##### EXTRACTED ENTRIES #####

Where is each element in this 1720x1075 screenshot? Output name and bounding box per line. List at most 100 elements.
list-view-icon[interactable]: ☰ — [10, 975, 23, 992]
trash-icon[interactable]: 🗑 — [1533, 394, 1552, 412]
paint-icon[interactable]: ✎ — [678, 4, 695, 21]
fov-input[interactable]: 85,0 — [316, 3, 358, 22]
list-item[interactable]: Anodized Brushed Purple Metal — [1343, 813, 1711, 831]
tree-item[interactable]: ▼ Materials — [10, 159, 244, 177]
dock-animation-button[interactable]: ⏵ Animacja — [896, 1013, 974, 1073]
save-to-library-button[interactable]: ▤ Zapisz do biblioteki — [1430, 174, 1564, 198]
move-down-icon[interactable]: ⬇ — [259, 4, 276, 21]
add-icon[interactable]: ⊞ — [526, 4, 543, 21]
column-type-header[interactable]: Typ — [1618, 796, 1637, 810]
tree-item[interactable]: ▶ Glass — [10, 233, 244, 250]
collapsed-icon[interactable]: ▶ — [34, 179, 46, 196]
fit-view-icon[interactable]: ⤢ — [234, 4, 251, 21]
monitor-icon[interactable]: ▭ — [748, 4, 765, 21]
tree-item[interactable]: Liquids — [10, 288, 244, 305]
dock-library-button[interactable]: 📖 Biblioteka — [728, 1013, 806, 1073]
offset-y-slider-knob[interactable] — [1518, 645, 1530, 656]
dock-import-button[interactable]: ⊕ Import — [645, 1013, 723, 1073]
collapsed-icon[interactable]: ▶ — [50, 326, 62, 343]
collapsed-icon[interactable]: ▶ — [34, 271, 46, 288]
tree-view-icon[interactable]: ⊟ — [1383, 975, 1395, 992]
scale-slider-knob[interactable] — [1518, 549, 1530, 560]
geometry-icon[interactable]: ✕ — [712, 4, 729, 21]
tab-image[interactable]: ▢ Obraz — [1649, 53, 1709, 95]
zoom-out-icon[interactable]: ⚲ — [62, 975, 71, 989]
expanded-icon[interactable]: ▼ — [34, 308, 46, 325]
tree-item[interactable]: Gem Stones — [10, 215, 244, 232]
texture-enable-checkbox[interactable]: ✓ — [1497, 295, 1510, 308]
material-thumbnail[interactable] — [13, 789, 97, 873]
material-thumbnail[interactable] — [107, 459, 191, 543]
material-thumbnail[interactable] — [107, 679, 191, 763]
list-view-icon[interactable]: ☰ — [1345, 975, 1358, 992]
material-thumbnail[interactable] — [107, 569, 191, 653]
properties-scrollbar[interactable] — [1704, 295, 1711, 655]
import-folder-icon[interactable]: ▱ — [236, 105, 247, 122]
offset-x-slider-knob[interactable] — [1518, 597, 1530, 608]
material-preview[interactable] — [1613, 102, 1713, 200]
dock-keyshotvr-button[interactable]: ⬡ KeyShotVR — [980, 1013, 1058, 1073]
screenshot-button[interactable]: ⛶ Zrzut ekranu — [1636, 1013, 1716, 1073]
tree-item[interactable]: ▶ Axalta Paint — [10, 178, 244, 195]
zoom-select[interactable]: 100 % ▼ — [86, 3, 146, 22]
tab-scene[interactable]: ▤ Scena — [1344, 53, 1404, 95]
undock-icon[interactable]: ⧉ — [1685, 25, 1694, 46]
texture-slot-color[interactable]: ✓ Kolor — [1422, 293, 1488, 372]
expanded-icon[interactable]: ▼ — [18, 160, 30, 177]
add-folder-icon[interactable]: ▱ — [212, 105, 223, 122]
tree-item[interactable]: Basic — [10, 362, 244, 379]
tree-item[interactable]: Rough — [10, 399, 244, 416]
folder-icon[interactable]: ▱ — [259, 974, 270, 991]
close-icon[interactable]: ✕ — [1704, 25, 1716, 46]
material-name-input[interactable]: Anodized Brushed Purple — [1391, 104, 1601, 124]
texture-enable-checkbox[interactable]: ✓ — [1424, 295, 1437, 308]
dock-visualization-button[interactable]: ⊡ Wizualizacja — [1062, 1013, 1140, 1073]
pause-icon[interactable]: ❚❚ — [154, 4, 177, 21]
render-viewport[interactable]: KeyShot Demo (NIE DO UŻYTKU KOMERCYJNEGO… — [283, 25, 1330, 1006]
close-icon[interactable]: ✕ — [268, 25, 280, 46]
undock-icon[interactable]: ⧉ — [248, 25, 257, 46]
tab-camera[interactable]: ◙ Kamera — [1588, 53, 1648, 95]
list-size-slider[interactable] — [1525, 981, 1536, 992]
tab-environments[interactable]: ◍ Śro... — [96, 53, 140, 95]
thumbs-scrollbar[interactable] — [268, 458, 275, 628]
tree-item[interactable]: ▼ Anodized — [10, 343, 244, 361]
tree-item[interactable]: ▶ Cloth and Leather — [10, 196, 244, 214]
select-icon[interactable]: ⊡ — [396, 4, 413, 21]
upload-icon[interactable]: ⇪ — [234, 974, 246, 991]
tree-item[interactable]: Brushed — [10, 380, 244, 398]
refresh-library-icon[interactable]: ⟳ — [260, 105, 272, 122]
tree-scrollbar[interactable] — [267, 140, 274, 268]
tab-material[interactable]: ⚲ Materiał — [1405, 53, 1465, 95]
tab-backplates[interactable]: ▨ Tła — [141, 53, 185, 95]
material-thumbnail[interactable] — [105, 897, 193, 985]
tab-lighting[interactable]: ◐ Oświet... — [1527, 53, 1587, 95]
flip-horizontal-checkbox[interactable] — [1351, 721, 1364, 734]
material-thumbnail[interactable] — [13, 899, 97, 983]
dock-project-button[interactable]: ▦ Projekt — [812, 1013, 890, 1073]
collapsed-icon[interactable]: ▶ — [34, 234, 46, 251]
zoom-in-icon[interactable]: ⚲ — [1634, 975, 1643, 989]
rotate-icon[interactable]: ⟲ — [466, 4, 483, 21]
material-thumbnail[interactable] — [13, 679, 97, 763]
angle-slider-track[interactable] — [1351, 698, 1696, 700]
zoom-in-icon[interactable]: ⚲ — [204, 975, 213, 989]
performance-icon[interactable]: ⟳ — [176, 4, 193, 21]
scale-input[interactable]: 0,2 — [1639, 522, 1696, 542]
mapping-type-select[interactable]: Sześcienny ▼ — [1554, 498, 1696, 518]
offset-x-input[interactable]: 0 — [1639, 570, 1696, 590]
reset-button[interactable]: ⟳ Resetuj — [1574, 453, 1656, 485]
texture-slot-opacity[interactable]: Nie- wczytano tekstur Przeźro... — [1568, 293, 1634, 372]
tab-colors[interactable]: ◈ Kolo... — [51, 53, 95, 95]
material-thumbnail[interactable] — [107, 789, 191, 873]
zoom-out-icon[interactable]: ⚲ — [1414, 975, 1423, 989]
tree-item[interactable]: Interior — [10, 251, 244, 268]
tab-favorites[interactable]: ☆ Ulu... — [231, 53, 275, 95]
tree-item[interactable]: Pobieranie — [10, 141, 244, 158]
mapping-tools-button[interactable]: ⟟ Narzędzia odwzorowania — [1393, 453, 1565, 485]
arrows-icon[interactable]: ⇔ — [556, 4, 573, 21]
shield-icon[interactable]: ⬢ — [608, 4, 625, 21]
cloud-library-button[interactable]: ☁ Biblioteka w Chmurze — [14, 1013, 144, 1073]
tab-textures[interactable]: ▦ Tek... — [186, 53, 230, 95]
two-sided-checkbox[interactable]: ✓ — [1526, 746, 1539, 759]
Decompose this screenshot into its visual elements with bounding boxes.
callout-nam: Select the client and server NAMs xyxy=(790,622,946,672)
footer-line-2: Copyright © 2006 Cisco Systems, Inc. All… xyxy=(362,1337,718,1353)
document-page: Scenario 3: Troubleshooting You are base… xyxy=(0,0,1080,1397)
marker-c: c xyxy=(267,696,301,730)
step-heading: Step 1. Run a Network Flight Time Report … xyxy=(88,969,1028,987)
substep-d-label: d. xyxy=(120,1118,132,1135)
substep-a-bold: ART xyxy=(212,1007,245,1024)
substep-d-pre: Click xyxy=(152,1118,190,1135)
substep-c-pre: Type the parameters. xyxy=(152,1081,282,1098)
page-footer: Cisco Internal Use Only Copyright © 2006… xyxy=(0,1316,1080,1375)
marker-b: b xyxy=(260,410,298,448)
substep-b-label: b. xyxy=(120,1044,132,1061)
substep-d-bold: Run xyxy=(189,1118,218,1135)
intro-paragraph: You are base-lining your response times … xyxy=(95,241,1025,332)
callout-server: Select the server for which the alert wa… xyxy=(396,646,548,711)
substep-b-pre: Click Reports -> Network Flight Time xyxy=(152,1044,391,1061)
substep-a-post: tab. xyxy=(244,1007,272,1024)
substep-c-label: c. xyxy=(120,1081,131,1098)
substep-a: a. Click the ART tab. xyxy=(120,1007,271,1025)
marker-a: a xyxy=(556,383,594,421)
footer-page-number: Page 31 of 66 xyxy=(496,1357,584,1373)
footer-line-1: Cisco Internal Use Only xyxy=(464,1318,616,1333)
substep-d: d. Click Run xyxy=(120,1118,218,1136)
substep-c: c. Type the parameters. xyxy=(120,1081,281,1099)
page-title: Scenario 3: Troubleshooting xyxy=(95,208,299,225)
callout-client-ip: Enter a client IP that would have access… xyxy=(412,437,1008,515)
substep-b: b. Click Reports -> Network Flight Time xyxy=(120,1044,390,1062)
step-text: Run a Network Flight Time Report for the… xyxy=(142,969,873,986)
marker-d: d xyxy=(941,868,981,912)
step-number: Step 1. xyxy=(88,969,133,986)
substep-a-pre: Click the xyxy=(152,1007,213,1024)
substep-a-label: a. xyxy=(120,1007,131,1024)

#####

* **REQUEST**
Reproduce the material from its first line through the line that contains "dock-import-button[interactable]: ⊕ Import", including both.

* **WRITTEN SOLUTION**
Where is each element in this 1720x1075 screenshot? Output name and bounding box per line. List at most 100 elements.
list-view-icon[interactable]: ☰ — [10, 975, 23, 992]
trash-icon[interactable]: 🗑 — [1533, 394, 1552, 412]
paint-icon[interactable]: ✎ — [678, 4, 695, 21]
fov-input[interactable]: 85,0 — [316, 3, 358, 22]
list-item[interactable]: Anodized Brushed Purple Metal — [1343, 813, 1711, 831]
tree-item[interactable]: ▼ Materials — [10, 159, 244, 177]
dock-animation-button[interactable]: ⏵ Animacja — [896, 1013, 974, 1073]
save-to-library-button[interactable]: ▤ Zapisz do biblioteki — [1430, 174, 1564, 198]
move-down-icon[interactable]: ⬇ — [259, 4, 276, 21]
add-icon[interactable]: ⊞ — [526, 4, 543, 21]
column-type-header[interactable]: Typ — [1618, 796, 1637, 810]
tree-item[interactable]: ▶ Glass — [10, 233, 244, 250]
collapsed-icon[interactable]: ▶ — [34, 179, 46, 196]
fit-view-icon[interactable]: ⤢ — [234, 4, 251, 21]
monitor-icon[interactable]: ▭ — [748, 4, 765, 21]
tree-item[interactable]: Liquids — [10, 288, 244, 305]
dock-library-button[interactable]: 📖 Biblioteka — [728, 1013, 806, 1073]
offset-y-slider-knob[interactable] — [1518, 645, 1530, 656]
dock-import-button[interactable]: ⊕ Import — [645, 1013, 723, 1073]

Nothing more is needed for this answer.